**Exercise requirements:**
Identify the lines that include the word "intercept", then copy all of them.
================
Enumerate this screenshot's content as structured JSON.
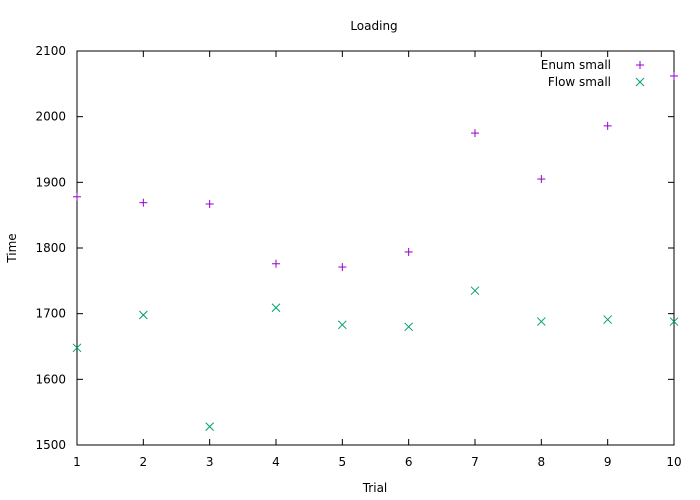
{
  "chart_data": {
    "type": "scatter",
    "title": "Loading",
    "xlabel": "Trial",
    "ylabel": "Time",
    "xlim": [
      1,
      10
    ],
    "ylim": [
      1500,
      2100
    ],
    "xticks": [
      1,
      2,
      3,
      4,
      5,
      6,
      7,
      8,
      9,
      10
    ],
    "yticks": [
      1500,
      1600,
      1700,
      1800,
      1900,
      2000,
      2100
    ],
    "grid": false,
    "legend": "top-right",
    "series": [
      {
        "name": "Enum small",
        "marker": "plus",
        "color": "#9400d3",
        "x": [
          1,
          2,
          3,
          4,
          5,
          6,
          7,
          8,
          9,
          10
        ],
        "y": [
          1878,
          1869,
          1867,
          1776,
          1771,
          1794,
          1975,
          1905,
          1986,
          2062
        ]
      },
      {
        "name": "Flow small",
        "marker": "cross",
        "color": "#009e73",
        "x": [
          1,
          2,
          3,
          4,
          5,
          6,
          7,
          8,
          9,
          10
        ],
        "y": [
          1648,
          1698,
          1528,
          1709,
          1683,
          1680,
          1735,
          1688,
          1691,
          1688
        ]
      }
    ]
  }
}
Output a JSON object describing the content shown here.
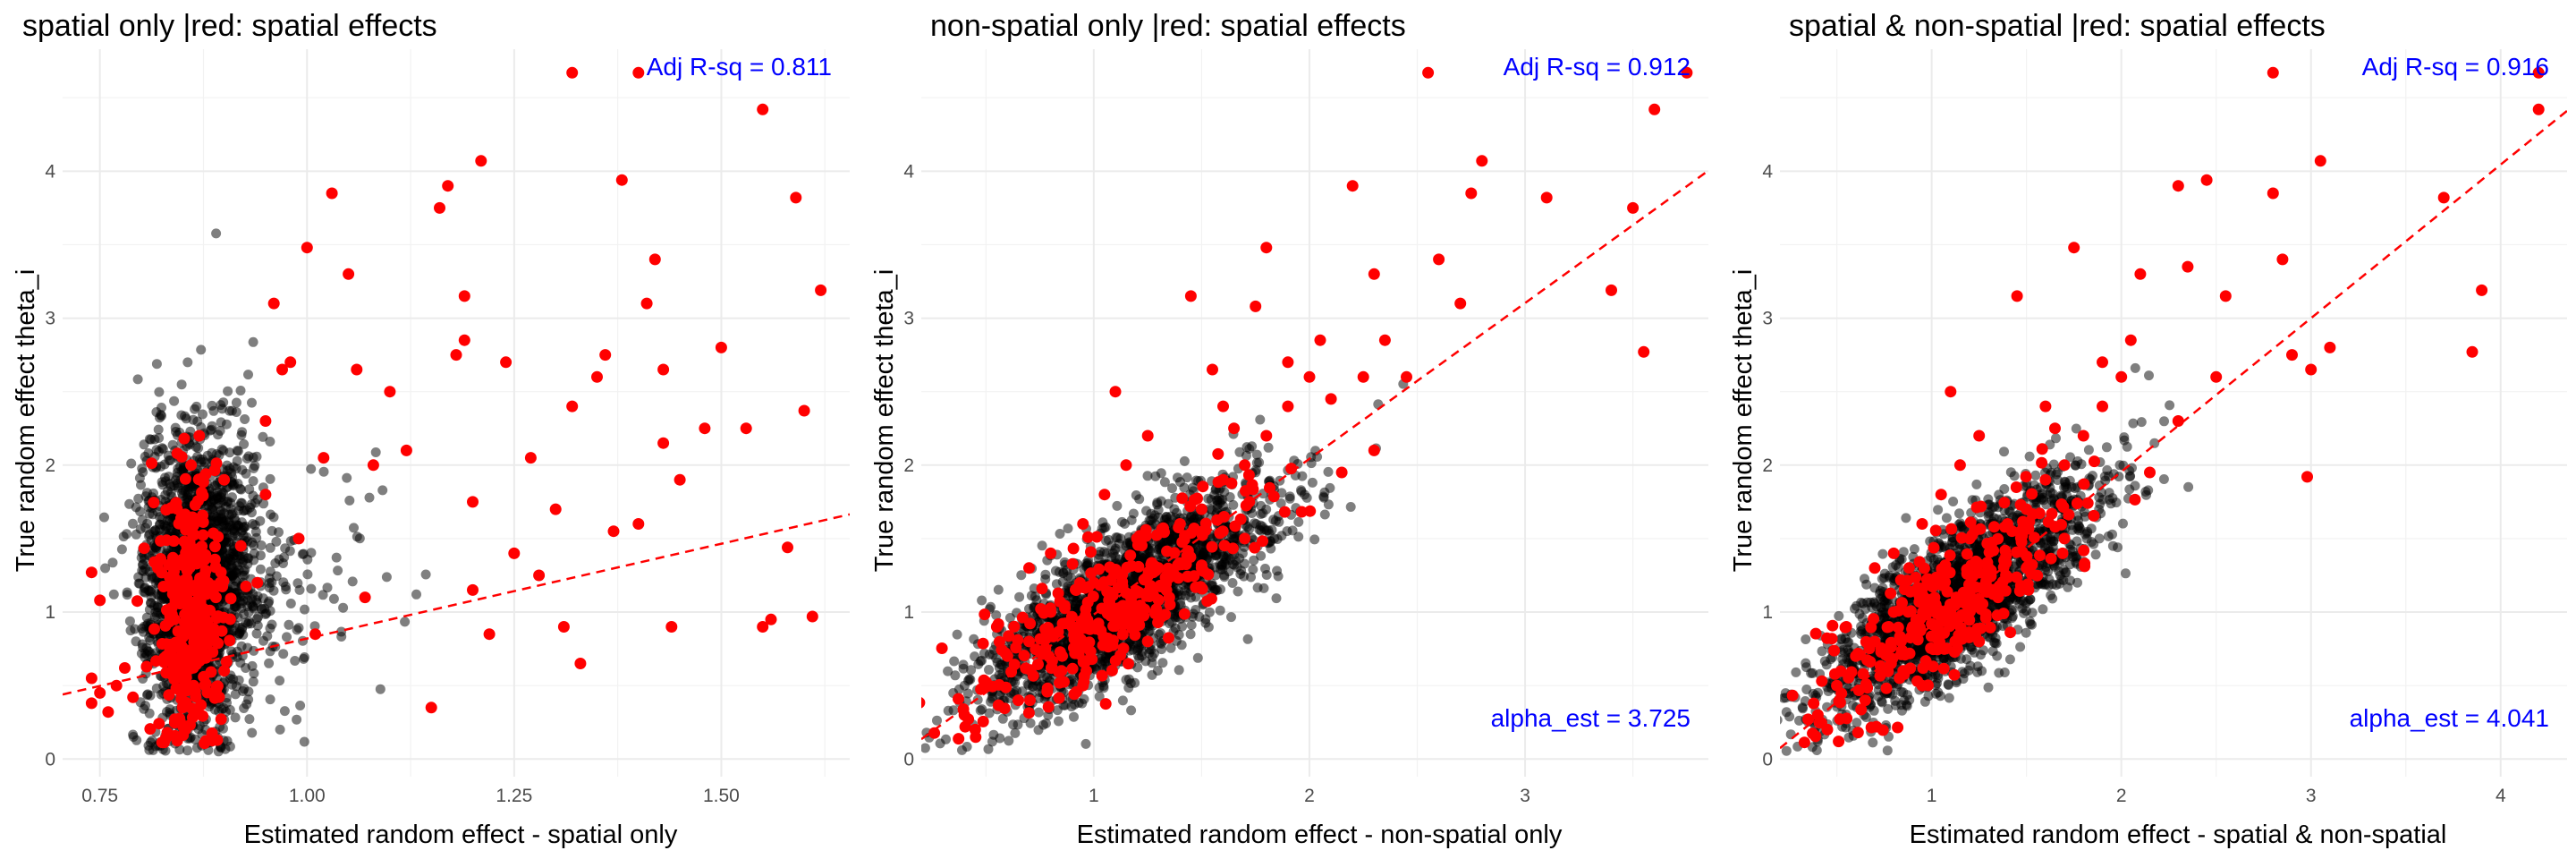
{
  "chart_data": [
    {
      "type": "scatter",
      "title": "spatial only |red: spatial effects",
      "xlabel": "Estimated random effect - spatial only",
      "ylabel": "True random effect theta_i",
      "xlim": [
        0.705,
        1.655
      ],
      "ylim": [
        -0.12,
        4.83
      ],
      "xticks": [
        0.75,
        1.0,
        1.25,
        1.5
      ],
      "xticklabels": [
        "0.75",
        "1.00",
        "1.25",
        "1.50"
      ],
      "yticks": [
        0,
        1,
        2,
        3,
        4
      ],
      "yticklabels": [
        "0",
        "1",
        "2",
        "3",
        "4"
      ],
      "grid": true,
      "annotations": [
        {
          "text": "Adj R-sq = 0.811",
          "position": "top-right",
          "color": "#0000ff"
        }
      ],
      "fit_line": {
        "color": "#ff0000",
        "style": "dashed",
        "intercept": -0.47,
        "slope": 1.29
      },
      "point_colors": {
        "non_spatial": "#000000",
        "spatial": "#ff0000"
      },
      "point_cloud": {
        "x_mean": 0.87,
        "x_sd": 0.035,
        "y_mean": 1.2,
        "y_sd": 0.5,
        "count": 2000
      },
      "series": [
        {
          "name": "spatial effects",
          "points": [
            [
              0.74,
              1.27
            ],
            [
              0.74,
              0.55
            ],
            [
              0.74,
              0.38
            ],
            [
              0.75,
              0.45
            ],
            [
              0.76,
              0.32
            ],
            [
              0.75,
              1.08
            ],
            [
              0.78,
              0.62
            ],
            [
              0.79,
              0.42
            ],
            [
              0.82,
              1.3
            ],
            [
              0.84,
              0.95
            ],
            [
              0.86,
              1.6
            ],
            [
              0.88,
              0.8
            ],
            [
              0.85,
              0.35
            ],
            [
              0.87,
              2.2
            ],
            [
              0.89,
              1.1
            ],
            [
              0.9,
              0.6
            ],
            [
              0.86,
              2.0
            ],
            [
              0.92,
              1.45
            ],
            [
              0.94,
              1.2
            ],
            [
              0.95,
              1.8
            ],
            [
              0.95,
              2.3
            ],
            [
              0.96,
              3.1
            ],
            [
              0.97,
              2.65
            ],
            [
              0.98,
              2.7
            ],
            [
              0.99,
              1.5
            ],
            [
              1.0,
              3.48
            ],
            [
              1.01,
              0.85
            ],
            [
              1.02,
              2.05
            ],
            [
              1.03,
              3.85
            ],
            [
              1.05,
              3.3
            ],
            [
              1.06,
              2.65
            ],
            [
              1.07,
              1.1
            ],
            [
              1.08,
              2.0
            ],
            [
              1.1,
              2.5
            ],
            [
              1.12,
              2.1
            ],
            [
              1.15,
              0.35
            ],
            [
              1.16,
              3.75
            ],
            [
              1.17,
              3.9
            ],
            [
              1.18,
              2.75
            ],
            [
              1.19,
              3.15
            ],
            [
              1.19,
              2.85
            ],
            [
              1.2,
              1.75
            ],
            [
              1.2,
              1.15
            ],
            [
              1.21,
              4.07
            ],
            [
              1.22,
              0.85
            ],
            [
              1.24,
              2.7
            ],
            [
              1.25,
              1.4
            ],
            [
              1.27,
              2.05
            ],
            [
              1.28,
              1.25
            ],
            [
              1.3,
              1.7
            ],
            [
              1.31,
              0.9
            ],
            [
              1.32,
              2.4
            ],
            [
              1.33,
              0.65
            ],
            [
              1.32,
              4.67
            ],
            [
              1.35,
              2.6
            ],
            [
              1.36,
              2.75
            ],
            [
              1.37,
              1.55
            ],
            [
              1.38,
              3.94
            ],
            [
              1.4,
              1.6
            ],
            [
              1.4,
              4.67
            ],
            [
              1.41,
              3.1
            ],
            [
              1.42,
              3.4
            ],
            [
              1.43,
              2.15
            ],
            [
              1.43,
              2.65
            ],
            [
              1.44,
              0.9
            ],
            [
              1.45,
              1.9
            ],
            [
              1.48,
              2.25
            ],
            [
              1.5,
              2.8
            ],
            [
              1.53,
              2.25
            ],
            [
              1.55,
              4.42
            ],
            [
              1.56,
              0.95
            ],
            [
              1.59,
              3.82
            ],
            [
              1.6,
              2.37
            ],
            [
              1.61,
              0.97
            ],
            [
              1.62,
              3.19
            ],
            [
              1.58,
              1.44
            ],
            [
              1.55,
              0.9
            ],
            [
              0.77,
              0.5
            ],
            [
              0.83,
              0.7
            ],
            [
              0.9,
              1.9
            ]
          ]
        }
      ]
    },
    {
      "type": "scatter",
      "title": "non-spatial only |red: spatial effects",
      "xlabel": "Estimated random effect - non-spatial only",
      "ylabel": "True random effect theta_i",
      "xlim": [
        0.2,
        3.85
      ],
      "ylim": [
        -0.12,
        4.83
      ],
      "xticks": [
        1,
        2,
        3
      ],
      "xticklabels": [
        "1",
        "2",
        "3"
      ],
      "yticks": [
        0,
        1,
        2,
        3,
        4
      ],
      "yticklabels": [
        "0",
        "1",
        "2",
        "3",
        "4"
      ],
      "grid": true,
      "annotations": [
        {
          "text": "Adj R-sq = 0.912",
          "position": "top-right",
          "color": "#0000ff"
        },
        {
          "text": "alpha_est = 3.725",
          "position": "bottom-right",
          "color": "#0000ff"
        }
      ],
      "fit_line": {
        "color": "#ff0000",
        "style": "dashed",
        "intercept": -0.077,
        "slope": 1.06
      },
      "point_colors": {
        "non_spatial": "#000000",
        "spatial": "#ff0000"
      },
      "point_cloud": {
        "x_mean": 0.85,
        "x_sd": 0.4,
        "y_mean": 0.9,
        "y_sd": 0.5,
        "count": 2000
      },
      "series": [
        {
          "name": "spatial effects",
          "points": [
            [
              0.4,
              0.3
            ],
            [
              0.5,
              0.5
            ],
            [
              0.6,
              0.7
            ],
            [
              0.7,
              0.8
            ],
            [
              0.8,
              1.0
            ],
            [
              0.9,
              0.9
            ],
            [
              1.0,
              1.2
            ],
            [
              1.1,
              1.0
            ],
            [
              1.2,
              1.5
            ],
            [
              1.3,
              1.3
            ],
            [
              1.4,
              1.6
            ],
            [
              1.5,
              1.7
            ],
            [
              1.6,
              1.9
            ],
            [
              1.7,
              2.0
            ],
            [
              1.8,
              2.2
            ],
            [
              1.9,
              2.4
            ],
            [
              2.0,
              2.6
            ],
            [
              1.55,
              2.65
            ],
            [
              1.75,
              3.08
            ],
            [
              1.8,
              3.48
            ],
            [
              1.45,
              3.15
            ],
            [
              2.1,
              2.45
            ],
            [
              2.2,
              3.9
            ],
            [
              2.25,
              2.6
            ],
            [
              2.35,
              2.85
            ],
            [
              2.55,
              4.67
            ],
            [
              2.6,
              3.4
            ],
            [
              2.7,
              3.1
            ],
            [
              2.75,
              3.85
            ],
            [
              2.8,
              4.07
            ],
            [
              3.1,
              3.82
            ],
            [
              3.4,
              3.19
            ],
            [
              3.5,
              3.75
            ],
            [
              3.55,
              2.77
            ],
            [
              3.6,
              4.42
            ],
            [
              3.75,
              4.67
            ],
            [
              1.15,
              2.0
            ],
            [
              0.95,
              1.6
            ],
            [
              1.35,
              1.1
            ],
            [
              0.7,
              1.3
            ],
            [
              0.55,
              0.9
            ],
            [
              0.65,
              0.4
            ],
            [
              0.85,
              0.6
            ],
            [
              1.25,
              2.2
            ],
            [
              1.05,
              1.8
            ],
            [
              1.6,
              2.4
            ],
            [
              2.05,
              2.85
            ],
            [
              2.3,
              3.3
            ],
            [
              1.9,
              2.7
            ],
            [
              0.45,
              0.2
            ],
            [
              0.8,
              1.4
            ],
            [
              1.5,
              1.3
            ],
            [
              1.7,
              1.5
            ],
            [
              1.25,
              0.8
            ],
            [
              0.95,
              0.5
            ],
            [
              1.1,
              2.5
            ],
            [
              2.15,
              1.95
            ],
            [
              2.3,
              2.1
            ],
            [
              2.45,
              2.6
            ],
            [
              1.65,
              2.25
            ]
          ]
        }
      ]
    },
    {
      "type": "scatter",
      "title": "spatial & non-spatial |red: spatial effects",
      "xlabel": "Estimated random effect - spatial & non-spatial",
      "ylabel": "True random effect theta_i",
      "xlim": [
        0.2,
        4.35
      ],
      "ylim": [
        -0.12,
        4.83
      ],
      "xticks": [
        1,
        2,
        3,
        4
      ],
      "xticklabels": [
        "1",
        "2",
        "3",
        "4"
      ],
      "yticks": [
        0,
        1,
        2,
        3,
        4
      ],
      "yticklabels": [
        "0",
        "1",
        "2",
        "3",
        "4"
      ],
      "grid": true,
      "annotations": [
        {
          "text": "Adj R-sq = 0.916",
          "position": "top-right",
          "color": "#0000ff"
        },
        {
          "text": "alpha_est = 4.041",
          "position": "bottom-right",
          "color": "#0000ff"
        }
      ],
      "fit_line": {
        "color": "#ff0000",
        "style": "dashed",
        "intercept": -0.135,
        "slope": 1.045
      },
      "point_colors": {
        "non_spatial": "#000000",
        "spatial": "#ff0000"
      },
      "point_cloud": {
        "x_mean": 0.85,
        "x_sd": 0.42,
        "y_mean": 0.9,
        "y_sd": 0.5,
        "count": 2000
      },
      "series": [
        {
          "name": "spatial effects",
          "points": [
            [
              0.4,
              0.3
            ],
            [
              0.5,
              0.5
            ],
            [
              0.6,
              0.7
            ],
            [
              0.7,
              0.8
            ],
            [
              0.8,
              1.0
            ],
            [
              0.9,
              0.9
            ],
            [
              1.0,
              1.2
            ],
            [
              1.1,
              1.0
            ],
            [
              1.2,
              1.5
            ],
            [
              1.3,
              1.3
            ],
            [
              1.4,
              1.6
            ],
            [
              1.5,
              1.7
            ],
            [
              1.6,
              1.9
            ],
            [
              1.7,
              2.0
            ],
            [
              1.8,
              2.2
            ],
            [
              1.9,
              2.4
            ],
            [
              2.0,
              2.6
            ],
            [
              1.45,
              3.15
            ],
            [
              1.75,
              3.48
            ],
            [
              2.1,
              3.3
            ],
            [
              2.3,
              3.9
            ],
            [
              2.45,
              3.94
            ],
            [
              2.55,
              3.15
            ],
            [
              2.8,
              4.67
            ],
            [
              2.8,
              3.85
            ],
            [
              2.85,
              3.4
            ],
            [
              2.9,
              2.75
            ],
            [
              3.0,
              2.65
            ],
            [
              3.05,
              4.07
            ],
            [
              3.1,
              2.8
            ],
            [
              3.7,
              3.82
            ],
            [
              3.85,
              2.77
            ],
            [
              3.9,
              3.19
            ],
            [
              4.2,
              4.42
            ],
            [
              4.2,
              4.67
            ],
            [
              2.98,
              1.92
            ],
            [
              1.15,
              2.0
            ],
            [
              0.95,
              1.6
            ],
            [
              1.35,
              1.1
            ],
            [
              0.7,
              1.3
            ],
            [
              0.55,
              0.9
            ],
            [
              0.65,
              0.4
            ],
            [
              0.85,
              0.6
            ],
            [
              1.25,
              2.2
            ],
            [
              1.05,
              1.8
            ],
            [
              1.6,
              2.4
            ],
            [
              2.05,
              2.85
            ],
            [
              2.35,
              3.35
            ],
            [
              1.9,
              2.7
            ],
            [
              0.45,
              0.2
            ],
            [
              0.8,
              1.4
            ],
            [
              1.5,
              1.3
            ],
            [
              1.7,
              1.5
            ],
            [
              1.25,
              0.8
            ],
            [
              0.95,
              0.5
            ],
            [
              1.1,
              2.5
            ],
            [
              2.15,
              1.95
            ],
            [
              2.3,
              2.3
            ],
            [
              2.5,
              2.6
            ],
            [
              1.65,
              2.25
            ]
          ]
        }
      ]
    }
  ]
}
================
**Finished task:**
        "intercept": -0.47,
        "intercept": -0.077,
        "intercept": -0.135,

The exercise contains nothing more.